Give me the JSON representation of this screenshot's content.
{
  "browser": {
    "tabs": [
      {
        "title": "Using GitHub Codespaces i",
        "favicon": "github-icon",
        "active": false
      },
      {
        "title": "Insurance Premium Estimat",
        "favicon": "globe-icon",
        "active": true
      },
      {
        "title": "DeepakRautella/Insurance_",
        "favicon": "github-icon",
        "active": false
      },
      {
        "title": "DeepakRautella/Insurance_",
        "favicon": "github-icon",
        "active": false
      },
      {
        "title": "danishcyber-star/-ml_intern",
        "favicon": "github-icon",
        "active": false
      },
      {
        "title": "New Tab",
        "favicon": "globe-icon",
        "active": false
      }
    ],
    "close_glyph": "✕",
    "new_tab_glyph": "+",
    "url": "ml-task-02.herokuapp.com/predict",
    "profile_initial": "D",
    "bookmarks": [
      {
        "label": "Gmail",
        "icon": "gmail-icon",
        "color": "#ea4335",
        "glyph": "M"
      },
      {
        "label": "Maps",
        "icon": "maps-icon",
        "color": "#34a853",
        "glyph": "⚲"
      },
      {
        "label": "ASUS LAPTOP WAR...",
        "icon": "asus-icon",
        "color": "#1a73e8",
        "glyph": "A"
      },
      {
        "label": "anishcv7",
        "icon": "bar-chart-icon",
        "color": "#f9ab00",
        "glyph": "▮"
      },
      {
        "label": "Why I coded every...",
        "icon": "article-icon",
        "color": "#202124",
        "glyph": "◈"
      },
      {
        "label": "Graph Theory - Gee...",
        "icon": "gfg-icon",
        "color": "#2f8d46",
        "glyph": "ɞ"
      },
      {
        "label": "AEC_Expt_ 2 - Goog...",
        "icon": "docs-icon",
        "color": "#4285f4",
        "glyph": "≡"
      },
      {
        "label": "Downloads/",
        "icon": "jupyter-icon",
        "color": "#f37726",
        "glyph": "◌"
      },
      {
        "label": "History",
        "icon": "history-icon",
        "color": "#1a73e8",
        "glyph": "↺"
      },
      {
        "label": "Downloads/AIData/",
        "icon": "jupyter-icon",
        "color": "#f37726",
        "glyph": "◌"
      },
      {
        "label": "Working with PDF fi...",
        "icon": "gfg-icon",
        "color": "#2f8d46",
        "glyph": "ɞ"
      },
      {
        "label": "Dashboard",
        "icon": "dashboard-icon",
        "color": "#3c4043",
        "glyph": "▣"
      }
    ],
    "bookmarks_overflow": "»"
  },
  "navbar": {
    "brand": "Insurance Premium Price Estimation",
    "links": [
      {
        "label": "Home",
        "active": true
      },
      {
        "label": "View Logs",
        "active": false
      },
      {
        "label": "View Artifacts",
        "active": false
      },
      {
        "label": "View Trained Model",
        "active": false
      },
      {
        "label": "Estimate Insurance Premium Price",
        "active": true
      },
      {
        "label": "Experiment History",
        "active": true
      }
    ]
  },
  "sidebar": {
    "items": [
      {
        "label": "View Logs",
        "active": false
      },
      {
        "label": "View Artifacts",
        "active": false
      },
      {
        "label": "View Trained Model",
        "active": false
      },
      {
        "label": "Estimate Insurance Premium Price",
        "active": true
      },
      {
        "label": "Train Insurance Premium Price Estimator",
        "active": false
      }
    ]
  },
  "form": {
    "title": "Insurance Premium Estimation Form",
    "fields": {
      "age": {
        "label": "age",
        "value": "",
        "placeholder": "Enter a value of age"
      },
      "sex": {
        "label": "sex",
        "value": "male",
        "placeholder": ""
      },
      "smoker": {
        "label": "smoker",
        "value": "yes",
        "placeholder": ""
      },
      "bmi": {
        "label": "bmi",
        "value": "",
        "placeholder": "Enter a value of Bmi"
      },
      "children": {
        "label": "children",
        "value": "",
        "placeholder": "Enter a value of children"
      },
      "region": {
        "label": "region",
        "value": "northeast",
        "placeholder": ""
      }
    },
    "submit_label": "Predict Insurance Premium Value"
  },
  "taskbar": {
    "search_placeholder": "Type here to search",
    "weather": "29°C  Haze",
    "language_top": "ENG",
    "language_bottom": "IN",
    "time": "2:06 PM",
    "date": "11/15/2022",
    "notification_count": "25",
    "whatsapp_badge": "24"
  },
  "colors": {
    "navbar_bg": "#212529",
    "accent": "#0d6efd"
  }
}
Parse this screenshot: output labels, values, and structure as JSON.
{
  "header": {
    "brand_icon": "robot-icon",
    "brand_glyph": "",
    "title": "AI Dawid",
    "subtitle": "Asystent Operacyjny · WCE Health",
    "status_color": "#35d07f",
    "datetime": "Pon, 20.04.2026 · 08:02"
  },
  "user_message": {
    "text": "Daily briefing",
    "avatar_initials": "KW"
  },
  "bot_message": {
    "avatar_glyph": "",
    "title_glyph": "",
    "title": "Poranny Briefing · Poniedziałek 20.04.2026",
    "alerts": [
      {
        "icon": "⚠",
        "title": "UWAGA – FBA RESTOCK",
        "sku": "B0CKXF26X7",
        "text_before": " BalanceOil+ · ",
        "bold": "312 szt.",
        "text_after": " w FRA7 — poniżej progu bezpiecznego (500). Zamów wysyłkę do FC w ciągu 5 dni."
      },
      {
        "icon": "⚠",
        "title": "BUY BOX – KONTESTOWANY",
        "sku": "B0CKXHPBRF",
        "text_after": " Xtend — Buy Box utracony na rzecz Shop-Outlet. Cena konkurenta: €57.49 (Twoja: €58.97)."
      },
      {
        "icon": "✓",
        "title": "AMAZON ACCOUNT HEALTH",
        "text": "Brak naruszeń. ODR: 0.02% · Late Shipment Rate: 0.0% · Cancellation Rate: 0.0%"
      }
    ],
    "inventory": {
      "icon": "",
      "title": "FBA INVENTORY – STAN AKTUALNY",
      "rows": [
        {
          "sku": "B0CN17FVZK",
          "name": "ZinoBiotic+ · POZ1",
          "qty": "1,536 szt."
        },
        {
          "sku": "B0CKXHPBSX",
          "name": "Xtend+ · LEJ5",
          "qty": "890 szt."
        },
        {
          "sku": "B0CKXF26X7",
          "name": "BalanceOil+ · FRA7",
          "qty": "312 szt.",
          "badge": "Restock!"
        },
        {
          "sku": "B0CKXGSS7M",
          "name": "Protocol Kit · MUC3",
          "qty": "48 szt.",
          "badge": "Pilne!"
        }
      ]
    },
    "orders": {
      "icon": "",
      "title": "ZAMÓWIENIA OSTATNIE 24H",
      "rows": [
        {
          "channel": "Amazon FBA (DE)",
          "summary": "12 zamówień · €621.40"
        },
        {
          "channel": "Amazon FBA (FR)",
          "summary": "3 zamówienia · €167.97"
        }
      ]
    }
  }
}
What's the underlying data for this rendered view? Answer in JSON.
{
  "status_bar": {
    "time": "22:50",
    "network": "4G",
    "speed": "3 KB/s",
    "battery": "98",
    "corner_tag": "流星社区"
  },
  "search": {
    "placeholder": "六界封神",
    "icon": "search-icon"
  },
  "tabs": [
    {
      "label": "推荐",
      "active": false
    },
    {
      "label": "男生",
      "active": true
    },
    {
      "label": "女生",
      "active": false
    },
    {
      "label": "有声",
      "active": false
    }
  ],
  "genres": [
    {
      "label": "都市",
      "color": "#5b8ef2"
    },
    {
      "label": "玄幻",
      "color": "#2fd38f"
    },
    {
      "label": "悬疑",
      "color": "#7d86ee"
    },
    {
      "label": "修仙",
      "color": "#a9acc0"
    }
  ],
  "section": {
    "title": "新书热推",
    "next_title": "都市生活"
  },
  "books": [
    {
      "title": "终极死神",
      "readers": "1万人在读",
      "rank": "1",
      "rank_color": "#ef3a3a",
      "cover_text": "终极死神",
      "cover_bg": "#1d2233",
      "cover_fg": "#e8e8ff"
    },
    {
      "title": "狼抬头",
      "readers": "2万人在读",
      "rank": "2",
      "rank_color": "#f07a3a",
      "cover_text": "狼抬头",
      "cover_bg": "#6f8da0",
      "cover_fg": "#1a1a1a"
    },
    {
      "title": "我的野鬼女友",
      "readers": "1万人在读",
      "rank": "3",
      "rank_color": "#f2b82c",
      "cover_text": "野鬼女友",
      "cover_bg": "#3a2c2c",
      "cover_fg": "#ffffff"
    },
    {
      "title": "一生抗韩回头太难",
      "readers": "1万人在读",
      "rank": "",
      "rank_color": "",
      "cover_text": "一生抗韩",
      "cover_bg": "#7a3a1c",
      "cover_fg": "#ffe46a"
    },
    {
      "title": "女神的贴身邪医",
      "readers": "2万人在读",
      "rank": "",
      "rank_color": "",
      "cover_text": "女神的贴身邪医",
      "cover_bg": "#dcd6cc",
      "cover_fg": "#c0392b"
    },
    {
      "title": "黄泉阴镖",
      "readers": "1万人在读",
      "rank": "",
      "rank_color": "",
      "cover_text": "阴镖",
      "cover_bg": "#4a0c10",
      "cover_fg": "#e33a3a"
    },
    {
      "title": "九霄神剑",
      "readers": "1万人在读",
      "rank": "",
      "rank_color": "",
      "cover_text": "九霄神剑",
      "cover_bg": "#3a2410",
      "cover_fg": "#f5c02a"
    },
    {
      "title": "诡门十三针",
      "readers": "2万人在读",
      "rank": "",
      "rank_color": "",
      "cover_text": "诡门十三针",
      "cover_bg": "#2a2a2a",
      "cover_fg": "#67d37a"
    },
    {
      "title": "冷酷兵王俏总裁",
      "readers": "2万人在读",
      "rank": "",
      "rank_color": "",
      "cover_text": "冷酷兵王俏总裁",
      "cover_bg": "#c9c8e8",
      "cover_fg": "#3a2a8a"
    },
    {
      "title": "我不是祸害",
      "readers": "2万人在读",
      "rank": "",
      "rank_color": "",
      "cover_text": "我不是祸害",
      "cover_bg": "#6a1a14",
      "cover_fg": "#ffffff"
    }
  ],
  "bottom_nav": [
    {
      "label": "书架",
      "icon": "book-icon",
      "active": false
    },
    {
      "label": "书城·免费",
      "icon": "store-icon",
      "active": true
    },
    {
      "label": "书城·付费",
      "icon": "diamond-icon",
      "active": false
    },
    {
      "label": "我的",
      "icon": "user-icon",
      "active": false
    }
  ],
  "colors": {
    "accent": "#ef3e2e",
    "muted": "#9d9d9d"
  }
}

_Problem requirements_.
Which lines above hold the word "Estimation"? Copy each of them.

_The response_.
    "brand": "Insurance Premium Price Estimation",
    "title": "Insurance Premium Estimation Form",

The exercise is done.